[START OF STORED DATA]

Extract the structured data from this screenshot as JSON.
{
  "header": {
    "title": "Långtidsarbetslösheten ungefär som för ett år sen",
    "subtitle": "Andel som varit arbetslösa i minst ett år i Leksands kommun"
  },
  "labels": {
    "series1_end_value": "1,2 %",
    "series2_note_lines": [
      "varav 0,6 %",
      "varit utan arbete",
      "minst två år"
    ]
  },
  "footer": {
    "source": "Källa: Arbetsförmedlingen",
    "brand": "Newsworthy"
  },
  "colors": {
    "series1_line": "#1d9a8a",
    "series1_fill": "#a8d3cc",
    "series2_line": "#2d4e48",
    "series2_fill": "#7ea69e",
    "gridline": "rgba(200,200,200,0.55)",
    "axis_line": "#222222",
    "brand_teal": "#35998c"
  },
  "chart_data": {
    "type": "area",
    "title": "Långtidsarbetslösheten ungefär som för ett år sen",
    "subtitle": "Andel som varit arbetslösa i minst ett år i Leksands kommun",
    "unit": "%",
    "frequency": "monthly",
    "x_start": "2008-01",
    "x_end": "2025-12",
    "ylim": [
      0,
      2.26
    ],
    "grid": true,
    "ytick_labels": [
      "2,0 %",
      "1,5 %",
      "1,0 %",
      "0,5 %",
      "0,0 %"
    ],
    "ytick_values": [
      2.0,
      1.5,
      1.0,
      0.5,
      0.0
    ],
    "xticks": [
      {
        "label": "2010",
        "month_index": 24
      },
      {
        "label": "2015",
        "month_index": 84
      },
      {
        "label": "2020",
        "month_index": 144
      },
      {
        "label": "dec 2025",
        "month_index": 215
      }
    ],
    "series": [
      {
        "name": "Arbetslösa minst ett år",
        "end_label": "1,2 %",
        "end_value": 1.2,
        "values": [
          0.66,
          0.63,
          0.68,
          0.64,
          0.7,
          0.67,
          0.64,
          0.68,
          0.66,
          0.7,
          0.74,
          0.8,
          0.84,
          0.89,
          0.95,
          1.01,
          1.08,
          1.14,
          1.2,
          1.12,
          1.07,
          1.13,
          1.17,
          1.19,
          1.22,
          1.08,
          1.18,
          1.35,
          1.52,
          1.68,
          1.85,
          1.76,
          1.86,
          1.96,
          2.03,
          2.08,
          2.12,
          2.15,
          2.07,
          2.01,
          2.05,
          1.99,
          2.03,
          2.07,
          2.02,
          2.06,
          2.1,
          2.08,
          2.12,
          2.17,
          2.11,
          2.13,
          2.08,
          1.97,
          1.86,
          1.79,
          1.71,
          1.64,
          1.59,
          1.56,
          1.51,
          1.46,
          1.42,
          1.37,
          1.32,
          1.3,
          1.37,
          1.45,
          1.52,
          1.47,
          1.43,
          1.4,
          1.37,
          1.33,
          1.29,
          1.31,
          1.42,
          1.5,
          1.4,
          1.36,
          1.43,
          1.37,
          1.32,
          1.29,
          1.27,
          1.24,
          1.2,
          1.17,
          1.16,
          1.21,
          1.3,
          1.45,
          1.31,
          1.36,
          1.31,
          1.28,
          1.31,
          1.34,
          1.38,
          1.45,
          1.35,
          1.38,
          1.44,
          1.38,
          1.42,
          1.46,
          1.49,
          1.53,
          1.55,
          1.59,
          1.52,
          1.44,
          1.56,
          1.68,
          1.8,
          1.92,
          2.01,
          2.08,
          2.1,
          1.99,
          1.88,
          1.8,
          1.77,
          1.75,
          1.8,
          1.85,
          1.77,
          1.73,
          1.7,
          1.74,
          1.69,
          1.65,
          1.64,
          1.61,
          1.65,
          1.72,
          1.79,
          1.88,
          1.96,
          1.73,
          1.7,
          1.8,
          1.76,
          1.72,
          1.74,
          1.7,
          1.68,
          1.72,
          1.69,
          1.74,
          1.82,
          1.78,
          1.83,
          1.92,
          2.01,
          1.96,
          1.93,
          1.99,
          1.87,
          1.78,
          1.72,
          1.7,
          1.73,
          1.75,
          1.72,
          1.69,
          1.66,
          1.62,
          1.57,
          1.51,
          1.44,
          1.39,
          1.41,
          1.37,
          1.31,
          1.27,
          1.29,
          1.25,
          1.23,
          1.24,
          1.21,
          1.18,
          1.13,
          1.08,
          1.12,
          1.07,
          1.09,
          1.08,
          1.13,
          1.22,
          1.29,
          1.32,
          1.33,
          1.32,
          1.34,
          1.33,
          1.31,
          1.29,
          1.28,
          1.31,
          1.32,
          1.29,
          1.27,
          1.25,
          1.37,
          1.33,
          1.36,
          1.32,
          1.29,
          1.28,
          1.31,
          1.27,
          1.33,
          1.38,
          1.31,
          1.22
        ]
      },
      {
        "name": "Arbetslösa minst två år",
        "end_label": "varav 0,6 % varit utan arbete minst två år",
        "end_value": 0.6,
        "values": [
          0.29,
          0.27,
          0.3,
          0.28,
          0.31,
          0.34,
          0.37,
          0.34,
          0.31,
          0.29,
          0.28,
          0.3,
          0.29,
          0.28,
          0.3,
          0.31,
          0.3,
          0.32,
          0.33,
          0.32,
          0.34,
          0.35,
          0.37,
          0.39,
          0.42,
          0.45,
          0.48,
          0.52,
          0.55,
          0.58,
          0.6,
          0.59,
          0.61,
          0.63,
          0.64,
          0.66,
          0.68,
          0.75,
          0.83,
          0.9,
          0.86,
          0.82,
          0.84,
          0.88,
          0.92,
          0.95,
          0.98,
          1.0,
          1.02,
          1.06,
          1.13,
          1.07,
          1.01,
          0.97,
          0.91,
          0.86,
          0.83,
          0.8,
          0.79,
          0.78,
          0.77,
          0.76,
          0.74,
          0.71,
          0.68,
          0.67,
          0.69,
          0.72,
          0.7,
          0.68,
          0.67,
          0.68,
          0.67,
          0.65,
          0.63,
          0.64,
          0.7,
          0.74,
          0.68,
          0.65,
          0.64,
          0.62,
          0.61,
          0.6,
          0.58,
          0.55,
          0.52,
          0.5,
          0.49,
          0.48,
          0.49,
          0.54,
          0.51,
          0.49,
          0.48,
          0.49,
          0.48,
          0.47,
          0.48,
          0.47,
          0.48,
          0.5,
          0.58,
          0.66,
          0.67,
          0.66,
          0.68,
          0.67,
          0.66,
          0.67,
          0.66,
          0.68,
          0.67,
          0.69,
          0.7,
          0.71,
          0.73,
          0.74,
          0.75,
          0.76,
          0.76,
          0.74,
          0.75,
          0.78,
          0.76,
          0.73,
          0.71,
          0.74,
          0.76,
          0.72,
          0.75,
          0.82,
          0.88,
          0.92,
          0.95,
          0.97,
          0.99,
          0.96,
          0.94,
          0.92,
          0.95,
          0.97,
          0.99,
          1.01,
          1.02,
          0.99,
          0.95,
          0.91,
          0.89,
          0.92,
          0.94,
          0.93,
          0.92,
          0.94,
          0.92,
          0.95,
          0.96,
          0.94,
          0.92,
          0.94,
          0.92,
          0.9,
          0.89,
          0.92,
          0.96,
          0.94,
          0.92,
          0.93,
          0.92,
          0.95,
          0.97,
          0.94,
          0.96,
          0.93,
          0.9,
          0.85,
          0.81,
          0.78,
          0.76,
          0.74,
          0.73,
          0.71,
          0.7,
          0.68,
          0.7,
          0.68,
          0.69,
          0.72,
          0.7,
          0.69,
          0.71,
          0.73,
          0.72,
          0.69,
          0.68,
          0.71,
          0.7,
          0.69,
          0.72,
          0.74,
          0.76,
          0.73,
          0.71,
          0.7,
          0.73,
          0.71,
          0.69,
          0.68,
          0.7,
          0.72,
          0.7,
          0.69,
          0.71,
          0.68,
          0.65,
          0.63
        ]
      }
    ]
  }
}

[END OF STORED DATA]

TASK >> Of all the lines in the listing above, how many contain the word "utan"? Answer with the number alone.

COMPLETE ANSWER >> 2